## Task details
Search the material for the string "pulled", then report how many lines hold it, with no other text.

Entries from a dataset
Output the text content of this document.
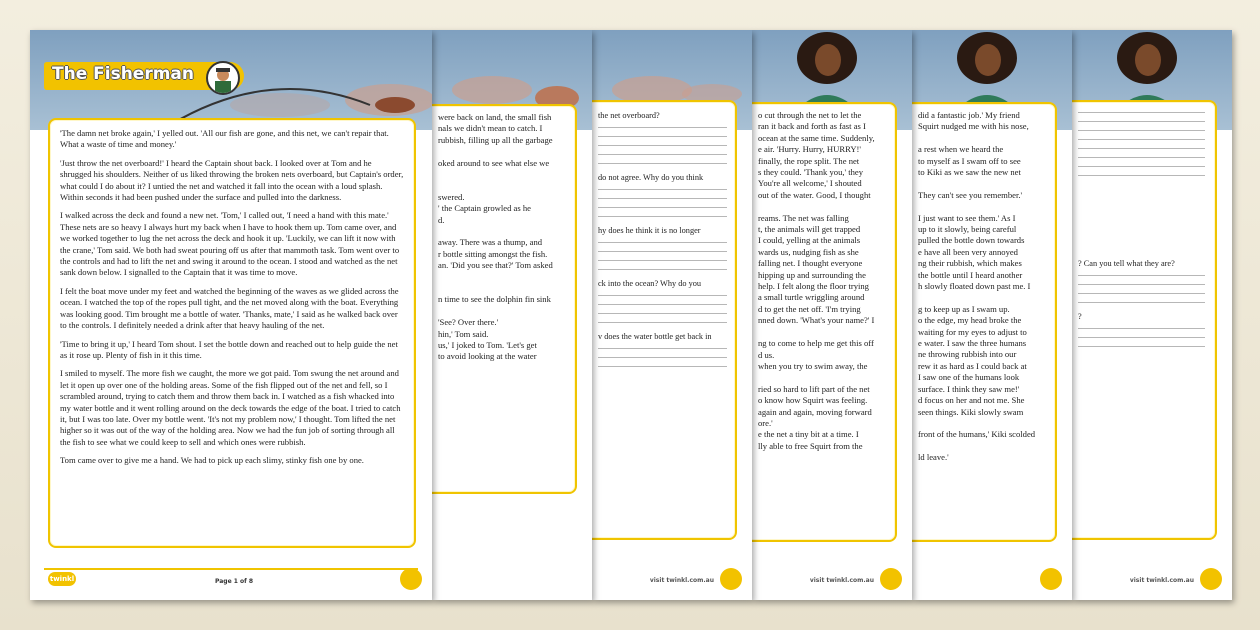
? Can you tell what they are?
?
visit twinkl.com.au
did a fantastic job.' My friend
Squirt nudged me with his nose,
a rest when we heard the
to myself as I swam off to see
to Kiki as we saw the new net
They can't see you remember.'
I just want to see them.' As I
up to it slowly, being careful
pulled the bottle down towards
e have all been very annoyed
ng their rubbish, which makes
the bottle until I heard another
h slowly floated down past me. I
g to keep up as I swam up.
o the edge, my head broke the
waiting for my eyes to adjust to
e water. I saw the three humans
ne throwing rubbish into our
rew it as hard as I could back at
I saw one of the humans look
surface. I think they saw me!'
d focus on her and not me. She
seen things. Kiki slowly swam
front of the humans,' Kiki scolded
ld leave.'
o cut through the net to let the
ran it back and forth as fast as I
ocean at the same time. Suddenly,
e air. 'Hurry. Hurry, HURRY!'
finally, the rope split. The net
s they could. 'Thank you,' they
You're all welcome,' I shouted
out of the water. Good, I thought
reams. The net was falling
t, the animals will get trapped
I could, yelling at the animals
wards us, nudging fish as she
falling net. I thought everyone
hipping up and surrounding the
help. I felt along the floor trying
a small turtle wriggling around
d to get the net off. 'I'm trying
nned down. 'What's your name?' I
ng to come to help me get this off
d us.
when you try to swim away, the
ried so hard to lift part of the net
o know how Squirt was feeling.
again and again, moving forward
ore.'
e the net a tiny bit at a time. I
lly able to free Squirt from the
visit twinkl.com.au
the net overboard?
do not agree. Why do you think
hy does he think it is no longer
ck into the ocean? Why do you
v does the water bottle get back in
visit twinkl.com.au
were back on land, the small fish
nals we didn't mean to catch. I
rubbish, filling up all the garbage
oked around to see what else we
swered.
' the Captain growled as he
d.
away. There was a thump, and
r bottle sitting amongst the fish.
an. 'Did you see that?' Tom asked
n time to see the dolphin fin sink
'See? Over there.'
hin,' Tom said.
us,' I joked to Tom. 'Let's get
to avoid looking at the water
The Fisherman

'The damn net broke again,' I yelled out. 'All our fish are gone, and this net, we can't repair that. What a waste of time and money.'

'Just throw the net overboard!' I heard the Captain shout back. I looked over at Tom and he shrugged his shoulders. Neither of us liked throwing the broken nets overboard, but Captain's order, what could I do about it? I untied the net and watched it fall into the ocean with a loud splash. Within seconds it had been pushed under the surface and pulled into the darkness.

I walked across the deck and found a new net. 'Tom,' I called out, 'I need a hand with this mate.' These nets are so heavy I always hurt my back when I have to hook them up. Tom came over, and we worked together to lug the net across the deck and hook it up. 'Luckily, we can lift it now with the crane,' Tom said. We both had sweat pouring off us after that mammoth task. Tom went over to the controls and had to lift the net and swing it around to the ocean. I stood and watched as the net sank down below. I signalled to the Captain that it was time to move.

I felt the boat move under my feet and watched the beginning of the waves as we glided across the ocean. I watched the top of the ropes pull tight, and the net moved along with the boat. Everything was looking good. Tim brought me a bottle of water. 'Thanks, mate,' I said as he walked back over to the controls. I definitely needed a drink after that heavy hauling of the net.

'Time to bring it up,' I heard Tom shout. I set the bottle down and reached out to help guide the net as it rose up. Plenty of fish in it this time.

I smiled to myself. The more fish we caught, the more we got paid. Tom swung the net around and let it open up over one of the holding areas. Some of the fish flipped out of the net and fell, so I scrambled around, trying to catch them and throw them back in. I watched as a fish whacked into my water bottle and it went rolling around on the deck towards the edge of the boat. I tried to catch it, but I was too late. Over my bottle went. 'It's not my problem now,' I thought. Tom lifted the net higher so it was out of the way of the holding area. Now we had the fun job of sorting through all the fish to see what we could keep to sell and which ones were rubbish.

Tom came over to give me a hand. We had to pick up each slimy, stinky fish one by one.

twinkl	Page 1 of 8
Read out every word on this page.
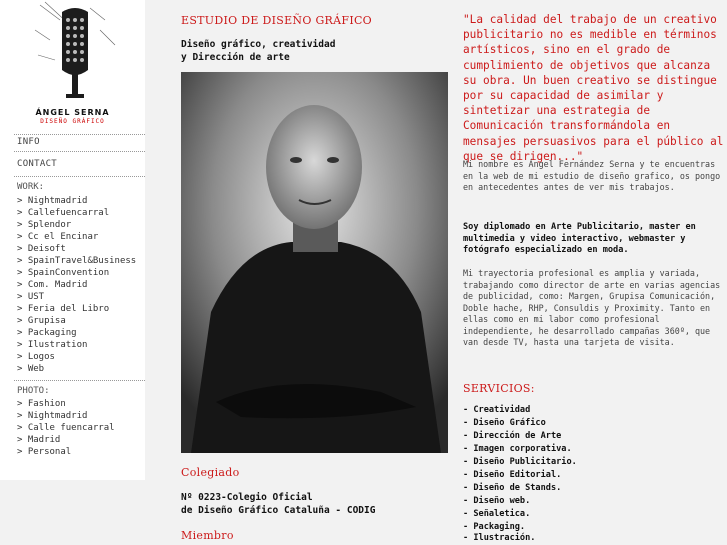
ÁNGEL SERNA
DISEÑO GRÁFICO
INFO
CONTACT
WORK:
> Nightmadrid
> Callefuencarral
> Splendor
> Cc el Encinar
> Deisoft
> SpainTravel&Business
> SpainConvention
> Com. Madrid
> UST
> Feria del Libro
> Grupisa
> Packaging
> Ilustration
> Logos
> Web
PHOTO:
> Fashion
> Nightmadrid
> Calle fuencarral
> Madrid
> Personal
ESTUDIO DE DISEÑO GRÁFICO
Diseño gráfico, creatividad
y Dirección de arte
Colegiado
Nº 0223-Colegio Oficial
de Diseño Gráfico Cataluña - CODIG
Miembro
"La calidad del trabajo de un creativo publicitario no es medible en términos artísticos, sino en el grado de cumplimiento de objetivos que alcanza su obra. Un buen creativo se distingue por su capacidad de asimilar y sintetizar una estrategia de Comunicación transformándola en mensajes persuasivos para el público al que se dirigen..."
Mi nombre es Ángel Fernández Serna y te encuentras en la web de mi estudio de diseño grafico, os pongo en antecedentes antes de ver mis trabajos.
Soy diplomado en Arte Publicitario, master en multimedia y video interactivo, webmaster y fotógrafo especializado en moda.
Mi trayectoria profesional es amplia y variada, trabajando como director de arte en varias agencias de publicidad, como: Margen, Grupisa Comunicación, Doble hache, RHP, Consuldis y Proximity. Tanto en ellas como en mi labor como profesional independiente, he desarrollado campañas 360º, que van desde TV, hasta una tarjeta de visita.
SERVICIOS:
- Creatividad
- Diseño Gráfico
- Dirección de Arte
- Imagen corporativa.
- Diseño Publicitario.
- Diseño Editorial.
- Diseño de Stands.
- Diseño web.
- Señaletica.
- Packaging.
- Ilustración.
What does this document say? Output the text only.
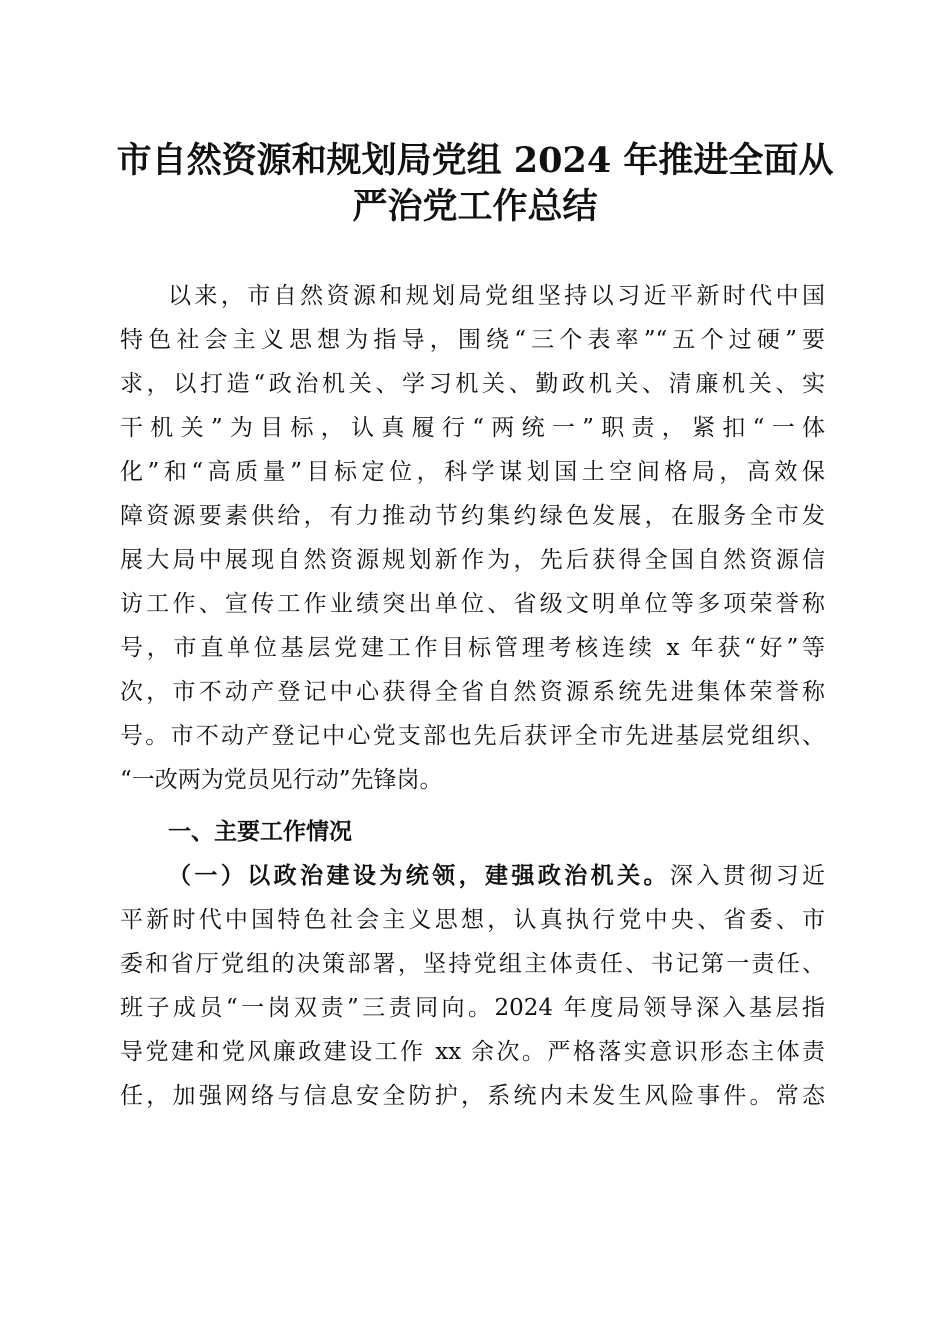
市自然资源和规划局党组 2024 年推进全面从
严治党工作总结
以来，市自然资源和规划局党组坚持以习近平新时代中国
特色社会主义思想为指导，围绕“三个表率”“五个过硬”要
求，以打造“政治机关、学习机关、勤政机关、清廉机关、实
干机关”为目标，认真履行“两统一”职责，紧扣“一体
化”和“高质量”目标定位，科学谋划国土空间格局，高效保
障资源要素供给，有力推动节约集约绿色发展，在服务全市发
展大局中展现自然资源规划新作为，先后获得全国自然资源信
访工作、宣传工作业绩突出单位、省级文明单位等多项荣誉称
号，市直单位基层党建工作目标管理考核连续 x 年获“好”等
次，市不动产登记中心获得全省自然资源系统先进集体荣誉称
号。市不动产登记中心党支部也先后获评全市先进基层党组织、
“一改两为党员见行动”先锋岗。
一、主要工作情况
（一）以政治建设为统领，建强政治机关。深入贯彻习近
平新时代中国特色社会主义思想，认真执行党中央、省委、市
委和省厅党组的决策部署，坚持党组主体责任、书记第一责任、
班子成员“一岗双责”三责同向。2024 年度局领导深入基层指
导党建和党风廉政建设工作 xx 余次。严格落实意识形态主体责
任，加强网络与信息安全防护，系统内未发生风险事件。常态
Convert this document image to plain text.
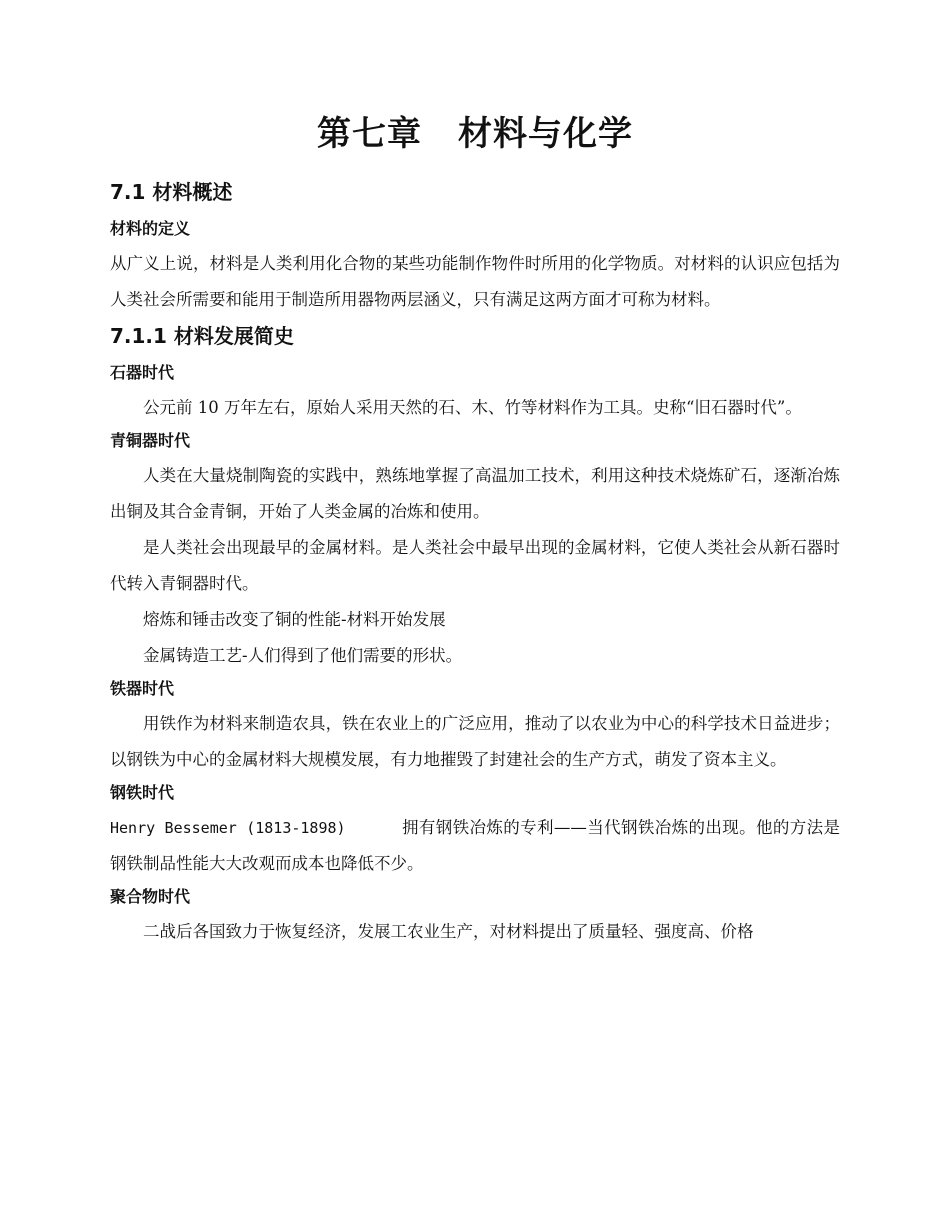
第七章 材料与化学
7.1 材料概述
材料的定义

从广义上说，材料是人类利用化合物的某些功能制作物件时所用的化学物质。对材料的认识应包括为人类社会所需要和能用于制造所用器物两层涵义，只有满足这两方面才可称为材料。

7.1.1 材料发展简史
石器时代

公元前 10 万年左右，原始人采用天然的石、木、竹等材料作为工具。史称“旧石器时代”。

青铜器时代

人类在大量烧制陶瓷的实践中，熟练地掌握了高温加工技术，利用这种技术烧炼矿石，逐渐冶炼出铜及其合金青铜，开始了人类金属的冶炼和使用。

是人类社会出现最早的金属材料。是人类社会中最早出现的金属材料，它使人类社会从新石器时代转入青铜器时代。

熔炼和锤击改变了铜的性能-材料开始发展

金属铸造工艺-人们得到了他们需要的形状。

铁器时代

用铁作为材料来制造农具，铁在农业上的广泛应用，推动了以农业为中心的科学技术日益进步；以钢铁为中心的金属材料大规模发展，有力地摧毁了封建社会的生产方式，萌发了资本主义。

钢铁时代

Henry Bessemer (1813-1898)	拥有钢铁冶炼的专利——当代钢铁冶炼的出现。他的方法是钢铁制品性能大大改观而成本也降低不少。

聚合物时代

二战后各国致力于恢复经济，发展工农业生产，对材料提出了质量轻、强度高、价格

## The answer
2